» **Requirement**
From the material below, list every line containing "screenshot".

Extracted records
|---|
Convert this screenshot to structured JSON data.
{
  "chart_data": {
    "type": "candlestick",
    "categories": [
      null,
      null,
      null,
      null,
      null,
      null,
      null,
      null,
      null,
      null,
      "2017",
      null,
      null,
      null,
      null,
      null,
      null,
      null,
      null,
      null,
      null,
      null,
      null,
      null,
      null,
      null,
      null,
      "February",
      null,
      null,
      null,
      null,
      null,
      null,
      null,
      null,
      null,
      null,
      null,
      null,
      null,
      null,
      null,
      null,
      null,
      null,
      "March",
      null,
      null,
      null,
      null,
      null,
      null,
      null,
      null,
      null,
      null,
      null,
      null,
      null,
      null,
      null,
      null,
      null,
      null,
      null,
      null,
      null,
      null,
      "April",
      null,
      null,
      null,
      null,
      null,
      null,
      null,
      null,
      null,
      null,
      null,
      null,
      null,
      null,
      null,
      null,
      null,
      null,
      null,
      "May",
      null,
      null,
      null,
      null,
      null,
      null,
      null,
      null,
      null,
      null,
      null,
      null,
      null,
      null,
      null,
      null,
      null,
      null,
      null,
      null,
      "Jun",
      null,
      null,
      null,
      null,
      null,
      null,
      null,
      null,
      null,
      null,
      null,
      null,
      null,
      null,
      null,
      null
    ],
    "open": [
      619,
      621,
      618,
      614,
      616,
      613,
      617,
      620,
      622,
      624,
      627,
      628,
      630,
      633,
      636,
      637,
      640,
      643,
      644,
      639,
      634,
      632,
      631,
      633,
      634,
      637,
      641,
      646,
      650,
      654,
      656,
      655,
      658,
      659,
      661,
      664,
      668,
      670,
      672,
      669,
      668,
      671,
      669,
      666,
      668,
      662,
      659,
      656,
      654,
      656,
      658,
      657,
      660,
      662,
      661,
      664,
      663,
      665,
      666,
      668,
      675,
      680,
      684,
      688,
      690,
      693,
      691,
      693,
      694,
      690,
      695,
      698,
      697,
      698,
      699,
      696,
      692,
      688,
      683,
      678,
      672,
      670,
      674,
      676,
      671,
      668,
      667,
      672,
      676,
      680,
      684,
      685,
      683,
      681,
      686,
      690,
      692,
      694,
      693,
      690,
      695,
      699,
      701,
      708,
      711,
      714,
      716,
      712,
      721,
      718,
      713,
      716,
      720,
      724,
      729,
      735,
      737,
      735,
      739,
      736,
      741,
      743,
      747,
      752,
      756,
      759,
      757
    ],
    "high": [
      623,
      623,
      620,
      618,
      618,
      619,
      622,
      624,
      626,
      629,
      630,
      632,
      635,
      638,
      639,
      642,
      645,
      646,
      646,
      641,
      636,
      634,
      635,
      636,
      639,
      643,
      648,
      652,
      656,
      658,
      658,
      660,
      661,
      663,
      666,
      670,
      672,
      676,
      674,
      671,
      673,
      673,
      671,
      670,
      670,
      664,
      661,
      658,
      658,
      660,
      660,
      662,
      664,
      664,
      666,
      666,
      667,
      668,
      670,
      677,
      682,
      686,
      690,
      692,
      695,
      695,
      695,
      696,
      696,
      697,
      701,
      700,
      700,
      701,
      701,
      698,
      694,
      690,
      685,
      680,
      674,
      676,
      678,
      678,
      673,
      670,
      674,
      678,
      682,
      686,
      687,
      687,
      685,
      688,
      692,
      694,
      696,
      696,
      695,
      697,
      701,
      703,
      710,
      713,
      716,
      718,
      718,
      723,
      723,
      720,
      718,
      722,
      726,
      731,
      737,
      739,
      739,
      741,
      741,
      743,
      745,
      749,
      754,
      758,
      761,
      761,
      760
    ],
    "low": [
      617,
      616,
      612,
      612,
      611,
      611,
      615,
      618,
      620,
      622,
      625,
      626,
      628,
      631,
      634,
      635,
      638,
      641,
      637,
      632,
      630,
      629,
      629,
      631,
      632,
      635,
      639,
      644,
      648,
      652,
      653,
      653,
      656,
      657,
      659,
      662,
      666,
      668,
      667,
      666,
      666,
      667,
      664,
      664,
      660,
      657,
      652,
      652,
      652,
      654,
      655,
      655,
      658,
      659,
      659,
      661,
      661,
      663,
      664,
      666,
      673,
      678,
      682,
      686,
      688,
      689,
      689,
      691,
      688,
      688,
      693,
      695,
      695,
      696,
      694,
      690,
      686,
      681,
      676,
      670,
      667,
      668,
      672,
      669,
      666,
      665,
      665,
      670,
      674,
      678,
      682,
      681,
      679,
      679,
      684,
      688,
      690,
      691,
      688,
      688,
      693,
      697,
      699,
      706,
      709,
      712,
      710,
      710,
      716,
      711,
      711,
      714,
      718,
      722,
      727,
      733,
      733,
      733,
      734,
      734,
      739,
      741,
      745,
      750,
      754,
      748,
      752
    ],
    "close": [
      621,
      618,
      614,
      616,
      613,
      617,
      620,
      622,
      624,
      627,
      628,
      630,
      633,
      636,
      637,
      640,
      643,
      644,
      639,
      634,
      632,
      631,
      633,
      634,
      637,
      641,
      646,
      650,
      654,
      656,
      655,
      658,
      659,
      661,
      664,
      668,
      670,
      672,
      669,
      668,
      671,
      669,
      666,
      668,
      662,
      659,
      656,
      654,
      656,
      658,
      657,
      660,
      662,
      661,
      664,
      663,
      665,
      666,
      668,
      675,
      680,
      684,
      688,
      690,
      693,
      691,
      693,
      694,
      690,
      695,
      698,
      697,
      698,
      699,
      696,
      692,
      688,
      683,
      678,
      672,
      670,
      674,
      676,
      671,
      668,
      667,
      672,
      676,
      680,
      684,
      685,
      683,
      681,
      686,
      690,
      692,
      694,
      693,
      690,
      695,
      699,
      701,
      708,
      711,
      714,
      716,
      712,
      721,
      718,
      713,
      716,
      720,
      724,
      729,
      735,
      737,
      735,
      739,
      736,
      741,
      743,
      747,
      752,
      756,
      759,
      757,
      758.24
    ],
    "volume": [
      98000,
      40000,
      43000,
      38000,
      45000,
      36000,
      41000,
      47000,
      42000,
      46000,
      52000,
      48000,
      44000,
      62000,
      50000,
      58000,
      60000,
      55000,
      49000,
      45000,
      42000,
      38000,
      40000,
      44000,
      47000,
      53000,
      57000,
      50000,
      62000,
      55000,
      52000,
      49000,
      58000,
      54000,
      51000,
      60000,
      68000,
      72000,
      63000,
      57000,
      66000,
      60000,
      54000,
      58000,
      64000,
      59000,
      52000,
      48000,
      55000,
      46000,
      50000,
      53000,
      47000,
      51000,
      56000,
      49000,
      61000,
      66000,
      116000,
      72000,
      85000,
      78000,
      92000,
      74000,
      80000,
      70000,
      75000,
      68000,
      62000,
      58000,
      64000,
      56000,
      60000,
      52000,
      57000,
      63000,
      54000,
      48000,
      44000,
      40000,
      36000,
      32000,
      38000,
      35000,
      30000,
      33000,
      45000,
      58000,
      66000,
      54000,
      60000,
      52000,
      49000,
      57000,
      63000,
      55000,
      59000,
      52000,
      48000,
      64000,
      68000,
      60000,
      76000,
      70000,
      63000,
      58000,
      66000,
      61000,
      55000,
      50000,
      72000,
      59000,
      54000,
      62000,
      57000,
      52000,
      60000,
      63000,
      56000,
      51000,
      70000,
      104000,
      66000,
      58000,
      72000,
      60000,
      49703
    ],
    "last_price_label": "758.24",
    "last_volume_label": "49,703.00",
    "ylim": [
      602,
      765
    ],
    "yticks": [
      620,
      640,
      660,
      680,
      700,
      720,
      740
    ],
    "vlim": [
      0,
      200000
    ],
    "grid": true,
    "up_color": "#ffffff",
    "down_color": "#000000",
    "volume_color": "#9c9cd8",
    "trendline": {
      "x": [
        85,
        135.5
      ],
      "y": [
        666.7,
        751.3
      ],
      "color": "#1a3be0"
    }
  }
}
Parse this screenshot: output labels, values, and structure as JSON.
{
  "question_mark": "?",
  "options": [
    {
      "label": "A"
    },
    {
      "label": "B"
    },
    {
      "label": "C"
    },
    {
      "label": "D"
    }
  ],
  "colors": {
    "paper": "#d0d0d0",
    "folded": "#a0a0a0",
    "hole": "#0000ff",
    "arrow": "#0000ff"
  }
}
|---|
» **Solution to this problem**
Convert this screenshot to structured JSON data.
Parse this screenshot: output labels, values, and structure as JSON.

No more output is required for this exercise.